-- Start SOURCE EXTRACT --

Note that since the robot is referenced in the local frame the move along the linear X position always sends the robot straight ahead regardless of where it’s initially pointing.  There’s no global X position within a space that we’re trying to get to.  I’ve tried to illustrate this in the following diagram.  In the next series of posts I’m going to place the robot within a global frame in preparation for mapping and localization.

Angular Move

Before looking at the control loop that implements a change in orientation we need to define a point around which the robot’s wheels can rotate.  This point is called the instantaneous center of rotation (ICR) and defines a point around which both wheels follow a circular motion.  To obtain an angular movement the inside wheel would need to spin slower than the outside wheel, which can be accomplished successfully with a differential drive robot.  The following diagram shows the math involved.

-- End SOURCE EXTRACT --

WRITTEN PROBLEM 1:
Answer these questions on the robot motion passage:
(a) What is the point called around which both wheels follow a circular motion?
(b) Where does a move along the linear X position always send the robot?
(c) What will the next series of posts place the robot within?

-- Start AVAILABLE RECORDS --

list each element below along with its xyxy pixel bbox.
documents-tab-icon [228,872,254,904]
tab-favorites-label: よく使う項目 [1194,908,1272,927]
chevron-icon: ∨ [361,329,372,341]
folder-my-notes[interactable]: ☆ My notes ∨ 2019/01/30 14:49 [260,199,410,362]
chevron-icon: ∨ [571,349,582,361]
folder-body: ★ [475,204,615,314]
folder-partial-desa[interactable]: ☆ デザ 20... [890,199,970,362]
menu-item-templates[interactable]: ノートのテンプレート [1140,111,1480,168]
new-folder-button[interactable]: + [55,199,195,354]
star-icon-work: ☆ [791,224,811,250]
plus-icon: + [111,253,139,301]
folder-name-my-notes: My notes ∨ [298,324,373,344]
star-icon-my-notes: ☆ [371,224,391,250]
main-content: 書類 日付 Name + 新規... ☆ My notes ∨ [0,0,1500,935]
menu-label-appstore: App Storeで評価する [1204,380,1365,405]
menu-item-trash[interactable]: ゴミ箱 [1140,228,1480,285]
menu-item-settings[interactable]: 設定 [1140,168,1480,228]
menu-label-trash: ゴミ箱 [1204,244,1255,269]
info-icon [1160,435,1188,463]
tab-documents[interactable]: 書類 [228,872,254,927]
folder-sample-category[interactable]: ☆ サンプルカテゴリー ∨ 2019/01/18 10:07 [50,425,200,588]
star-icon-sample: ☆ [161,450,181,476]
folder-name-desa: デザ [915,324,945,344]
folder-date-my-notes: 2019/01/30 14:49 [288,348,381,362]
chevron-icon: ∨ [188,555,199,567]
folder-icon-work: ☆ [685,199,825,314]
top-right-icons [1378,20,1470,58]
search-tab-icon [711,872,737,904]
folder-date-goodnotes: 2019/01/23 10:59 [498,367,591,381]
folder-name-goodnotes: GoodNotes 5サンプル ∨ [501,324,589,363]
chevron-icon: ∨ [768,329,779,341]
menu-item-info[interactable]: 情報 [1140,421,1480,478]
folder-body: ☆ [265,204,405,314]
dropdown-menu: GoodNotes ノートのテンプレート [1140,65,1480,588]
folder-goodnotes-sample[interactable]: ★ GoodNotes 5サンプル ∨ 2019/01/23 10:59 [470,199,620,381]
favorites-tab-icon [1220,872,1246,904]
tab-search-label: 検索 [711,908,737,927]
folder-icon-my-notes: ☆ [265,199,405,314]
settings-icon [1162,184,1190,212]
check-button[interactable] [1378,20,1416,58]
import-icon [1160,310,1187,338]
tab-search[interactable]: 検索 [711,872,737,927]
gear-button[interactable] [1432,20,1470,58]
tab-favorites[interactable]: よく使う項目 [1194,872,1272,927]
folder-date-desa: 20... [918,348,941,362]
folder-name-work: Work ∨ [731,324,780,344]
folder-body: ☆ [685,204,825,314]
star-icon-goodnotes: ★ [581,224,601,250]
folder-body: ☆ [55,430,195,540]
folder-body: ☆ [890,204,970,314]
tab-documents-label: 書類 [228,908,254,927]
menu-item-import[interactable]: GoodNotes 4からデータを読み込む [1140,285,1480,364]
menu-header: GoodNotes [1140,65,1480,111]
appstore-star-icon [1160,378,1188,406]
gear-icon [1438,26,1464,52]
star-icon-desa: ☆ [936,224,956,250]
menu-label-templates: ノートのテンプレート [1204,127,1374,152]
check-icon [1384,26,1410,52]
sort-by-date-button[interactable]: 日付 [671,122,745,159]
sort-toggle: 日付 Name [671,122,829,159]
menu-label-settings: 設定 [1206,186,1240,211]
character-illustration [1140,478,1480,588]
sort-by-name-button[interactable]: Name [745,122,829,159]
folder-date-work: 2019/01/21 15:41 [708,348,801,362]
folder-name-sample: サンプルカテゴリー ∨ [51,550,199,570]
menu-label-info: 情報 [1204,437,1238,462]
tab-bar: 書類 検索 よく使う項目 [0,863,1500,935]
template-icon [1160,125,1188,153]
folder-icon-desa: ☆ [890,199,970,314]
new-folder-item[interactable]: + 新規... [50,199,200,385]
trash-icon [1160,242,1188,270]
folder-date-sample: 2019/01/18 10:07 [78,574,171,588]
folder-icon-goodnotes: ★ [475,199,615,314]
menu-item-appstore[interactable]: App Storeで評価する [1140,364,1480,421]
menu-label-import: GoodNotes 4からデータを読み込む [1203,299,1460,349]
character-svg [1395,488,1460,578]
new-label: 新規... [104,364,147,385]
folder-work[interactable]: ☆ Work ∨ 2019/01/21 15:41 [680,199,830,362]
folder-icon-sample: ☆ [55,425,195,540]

-- End AVAILABLE RECORDS --

WRITTEN PROBLEM 2:
Please write out the entries unchanged, beginning at their first line and stopping after the line that contains "menu-item-trash[interactable]: ゴミ箱 [1140,228,1480,285]".

PROBLEM SOLUTION 1:
(a) The instantaneous center of rotation (ICR).
(b) Straight ahead, regardless of where it's initially pointing.
(c) A global frame, in preparation for mapping and localization.

PROBLEM SOLUTION 2:
list each element below along with its xyxy pixel bbox.
documents-tab-icon [228,872,254,904]
tab-favorites-label: よく使う項目 [1194,908,1272,927]
chevron-icon: ∨ [361,329,372,341]
folder-my-notes[interactable]: ☆ My notes ∨ 2019/01/30 14:49 [260,199,410,362]
chevron-icon: ∨ [571,349,582,361]
folder-body: ★ [475,204,615,314]
folder-partial-desa[interactable]: ☆ デザ 20... [890,199,970,362]
menu-item-templates[interactable]: ノートのテンプレート [1140,111,1480,168]
new-folder-button[interactable]: + [55,199,195,354]
star-icon-work: ☆ [791,224,811,250]
plus-icon: + [111,253,139,301]
folder-name-my-notes: My notes ∨ [298,324,373,344]
star-icon-my-notes: ☆ [371,224,391,250]
main-content: 書類 日付 Name + 新規... ☆ My notes ∨ [0,0,1500,935]
menu-label-appstore: App Storeで評価する [1204,380,1365,405]
menu-item-trash[interactable]: ゴミ箱 [1140,228,1480,285]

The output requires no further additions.